[Listings of boxed layout items]
↓↓↓

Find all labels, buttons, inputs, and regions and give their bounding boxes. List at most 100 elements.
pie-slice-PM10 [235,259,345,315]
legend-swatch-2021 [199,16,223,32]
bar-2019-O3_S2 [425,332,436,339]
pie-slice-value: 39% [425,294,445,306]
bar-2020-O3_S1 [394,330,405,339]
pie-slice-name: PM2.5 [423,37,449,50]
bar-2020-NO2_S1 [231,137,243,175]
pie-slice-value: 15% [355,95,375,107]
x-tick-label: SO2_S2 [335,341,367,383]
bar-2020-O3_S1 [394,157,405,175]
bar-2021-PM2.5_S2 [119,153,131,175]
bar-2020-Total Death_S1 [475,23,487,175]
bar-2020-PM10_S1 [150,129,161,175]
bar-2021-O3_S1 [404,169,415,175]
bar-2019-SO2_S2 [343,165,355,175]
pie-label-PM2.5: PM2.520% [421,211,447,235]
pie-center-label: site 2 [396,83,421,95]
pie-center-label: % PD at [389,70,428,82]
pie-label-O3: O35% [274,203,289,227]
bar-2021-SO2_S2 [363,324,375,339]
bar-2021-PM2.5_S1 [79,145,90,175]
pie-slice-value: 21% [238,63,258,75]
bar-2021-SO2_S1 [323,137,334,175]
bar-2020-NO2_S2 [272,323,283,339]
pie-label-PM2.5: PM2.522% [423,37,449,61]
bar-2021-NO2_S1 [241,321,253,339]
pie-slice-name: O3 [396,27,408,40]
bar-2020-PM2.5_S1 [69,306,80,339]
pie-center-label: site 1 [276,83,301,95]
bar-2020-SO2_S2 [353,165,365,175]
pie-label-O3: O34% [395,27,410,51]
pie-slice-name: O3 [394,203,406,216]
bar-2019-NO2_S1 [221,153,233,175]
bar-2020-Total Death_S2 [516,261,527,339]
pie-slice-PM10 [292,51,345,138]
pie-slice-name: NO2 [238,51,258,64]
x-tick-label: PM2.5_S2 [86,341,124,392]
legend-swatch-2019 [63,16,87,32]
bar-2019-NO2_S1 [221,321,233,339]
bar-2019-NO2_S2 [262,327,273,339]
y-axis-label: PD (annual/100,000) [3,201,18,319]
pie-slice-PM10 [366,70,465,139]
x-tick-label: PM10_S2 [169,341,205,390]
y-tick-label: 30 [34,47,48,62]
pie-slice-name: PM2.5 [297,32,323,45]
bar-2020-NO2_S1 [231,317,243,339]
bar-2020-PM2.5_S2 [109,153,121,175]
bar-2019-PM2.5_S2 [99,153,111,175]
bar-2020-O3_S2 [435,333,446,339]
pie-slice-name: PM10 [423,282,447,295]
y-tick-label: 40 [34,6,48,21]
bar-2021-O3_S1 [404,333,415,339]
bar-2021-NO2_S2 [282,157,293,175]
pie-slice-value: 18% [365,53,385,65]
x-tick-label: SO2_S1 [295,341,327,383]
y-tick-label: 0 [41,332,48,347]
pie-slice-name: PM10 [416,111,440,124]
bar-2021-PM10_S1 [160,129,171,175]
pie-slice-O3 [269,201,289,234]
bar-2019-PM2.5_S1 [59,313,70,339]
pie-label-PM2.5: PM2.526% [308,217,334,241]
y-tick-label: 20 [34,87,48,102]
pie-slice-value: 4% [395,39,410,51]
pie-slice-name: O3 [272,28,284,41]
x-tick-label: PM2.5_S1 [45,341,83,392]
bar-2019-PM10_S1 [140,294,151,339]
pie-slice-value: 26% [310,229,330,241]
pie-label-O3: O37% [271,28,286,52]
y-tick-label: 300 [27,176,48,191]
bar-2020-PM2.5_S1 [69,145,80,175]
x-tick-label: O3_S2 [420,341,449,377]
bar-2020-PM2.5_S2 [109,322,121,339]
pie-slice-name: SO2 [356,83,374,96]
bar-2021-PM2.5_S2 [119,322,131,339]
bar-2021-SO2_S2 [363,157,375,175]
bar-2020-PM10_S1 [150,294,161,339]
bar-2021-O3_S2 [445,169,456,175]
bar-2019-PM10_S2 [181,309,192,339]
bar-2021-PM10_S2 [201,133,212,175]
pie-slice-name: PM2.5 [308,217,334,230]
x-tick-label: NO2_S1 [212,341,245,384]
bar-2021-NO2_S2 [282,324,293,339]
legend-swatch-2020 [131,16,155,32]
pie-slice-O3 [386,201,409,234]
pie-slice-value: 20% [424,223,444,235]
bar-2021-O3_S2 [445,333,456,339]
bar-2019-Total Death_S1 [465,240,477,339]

↑↑↑

PROBLEM>
Copy out every line in the records above that contains the string "swatch", matching case exactly.

FULL ANSWER>
legend-swatch-2021 [199,16,223,32]
legend-swatch-2019 [63,16,87,32]
legend-swatch-2020 [131,16,155,32]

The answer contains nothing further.